[INPUT RECORDS]:
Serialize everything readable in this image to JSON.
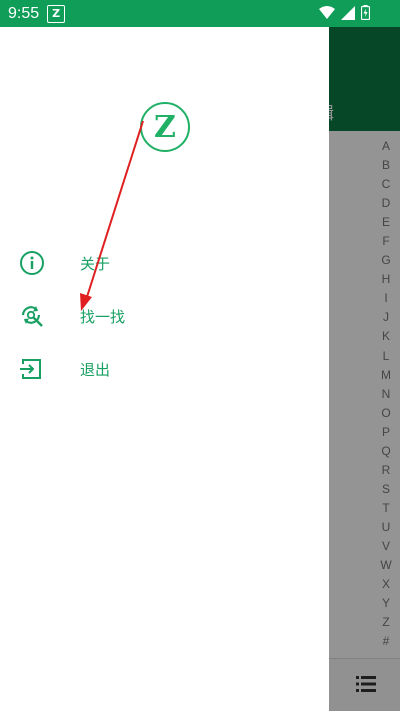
{
  "status_bar": {
    "time": "9:55",
    "app_icon_letter": "Z"
  },
  "background_app": {
    "header_title": "编辑",
    "alphabet_index": [
      "A",
      "B",
      "C",
      "D",
      "E",
      "F",
      "G",
      "H",
      "I",
      "J",
      "K",
      "L",
      "M",
      "N",
      "O",
      "P",
      "Q",
      "R",
      "S",
      "T",
      "U",
      "V",
      "W",
      "X",
      "Y",
      "Z",
      "#"
    ]
  },
  "drawer": {
    "logo_letter": "Z",
    "menu_items": [
      {
        "label": "关于",
        "icon": "info-icon"
      },
      {
        "label": "找一找",
        "icon": "search-refresh-icon"
      },
      {
        "label": "退出",
        "icon": "exit-icon"
      }
    ]
  },
  "colors": {
    "status_bar": "#0f9d58",
    "accent": "#18a062",
    "annotation_arrow": "#e02020"
  }
}
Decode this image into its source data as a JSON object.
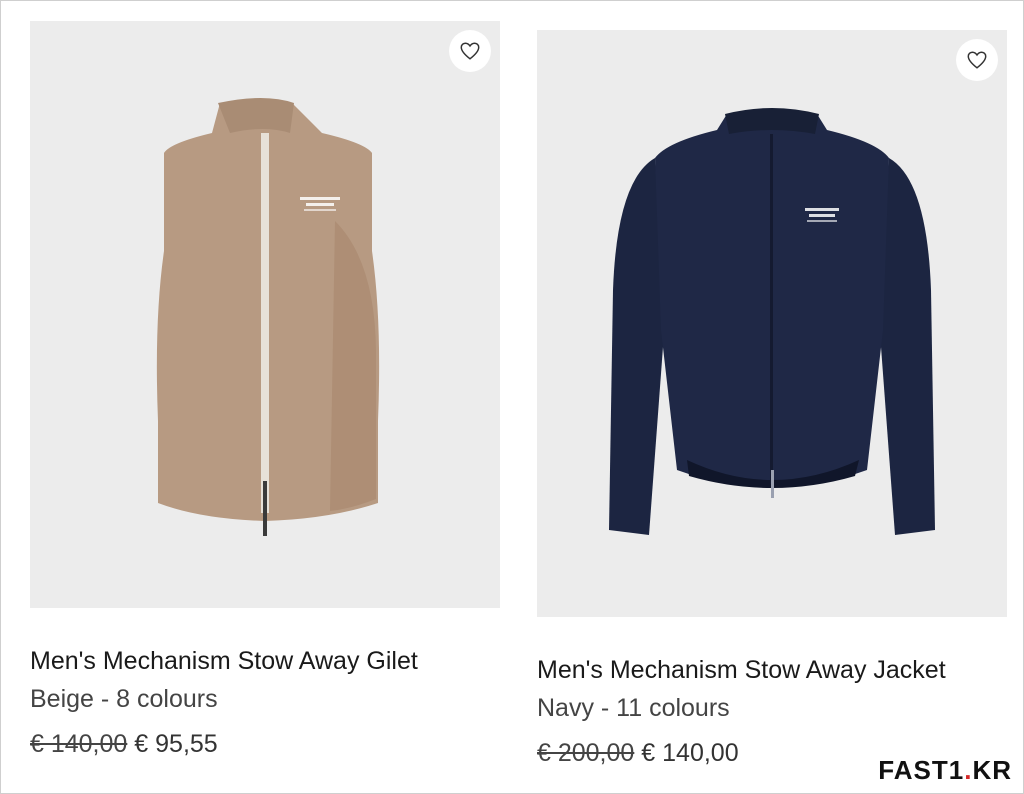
{
  "products": [
    {
      "title": "Men's Mechanism Stow Away Gilet",
      "colour_info": "Beige - 8 colours",
      "old_price": "€ 140,00",
      "new_price": "€ 95,55",
      "garment_color": "#b79a82",
      "image_bg": "#ececec",
      "wishlist_icon": "heart-outline-icon"
    },
    {
      "title": "Men's Mechanism Stow Away Jacket",
      "colour_info": "Navy - 11 colours",
      "old_price": "€ 200,00",
      "new_price": "€ 140,00",
      "garment_color": "#1c2541",
      "image_bg": "#ececec",
      "wishlist_icon": "heart-outline-icon"
    }
  ],
  "watermark": {
    "text_main": "FAST1",
    "text_dot": ".",
    "text_suffix": "KR"
  }
}
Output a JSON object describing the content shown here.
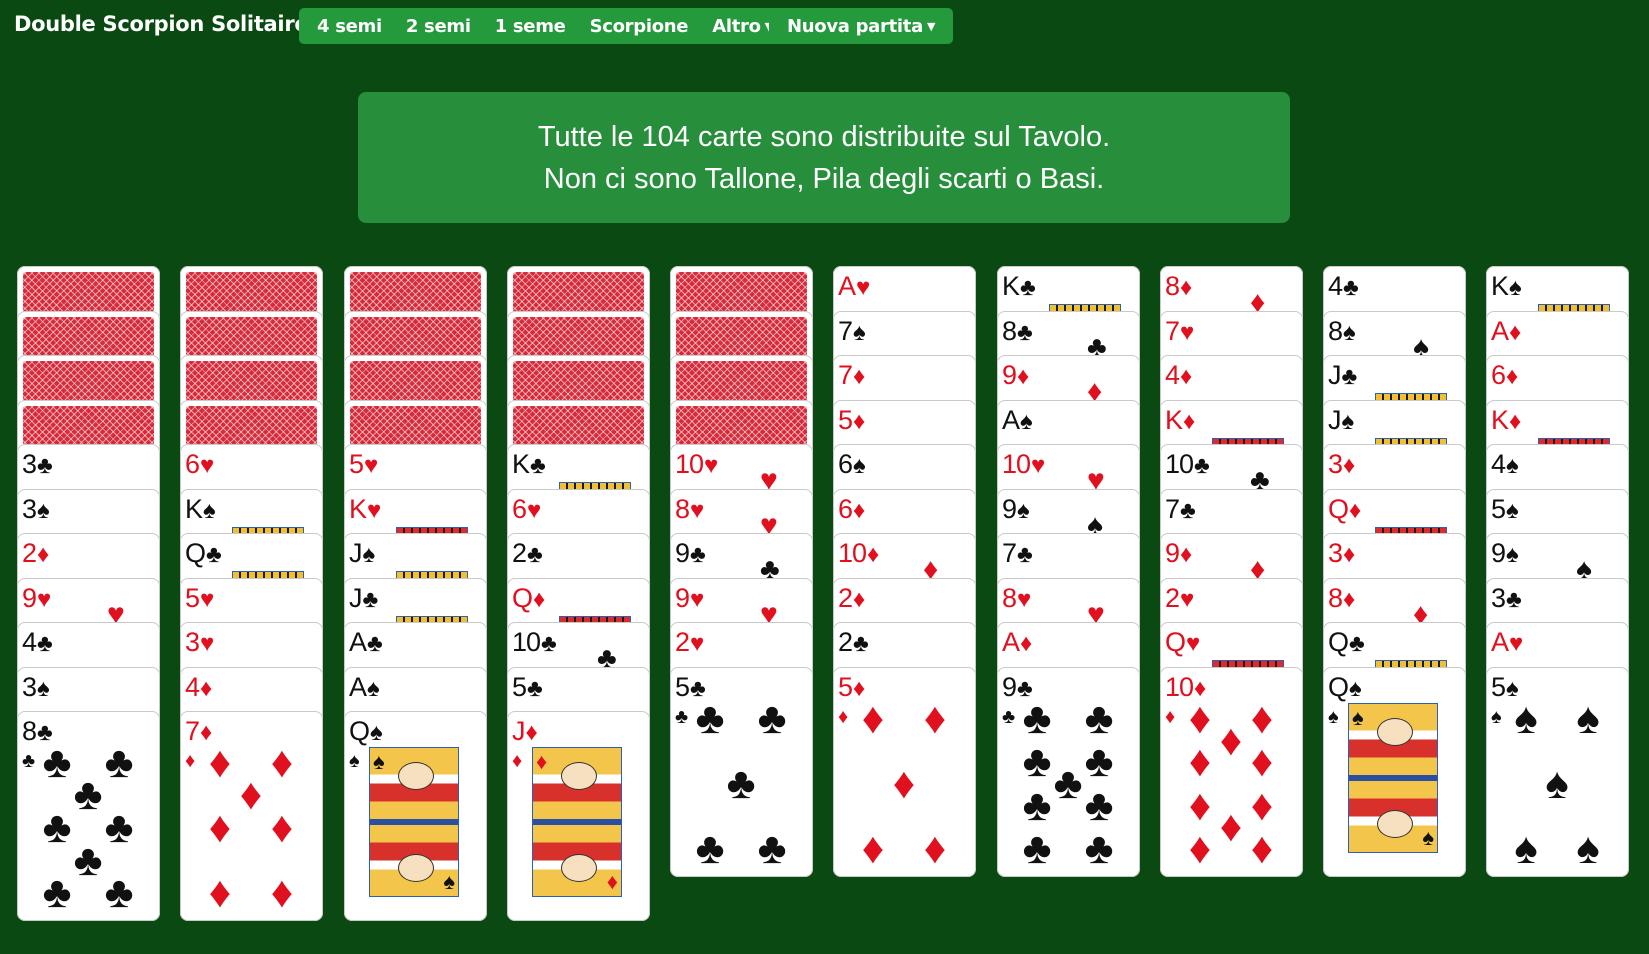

[WRITTEN REQUEST]:
Output all of the data exactly as it stands, minus any images.

[TASK RESULT]:
Serialize everything readable in this image to JSON.
{
  "status_bar": {
    "time": "9:55",
    "app_icon_letter": "Z"
  },
  "background_app": {
    "header_title": "编辑",
    "alphabet_index": [
      "A",
      "B",
      "C",
      "D",
      "E",
      "F",
      "G",
      "H",
      "I",
      "J",
      "K",
      "L",
      "M",
      "N",
      "O",
      "P",
      "Q",
      "R",
      "S",
      "T",
      "U",
      "V",
      "W",
      "X",
      "Y",
      "Z",
      "#"
    ]
  },
  "drawer": {
    "logo_letter": "Z",
    "menu_items": [
      {
        "label": "关于",
        "icon": "info-icon"
      },
      {
        "label": "找一找",
        "icon": "search-refresh-icon"
      },
      {
        "label": "退出",
        "icon": "exit-icon"
      }
    ]
  },
  "colors": {
    "status_bar": "#0f9d58",
    "accent": "#18a062",
    "annotation_arrow": "#e02020"
  }
}
Decode this image into its source data as a JSON object.
{
  "products": [
    {
      "title": "Men's Mechanism Stow Away Gilet",
      "colour_info": "Beige - 8 colours",
      "old_price": "€ 140,00",
      "new_price": "€ 95,55",
      "garment_color": "#b79a82",
      "image_bg": "#ececec",
      "wishlist_icon": "heart-outline-icon"
    },
    {
      "title": "Men's Mechanism Stow Away Jacket",
      "colour_info": "Navy - 11 colours",
      "old_price": "€ 200,00",
      "new_price": "€ 140,00",
      "garment_color": "#1c2541",
      "image_bg": "#ececec",
      "wishlist_icon": "heart-outline-icon"
    }
  ],
  "watermark": {
    "text_main": "FAST1",
    "text_dot": ".",
    "text_suffix": "KR"
  }
}
Output a JSON object describing the content shown here.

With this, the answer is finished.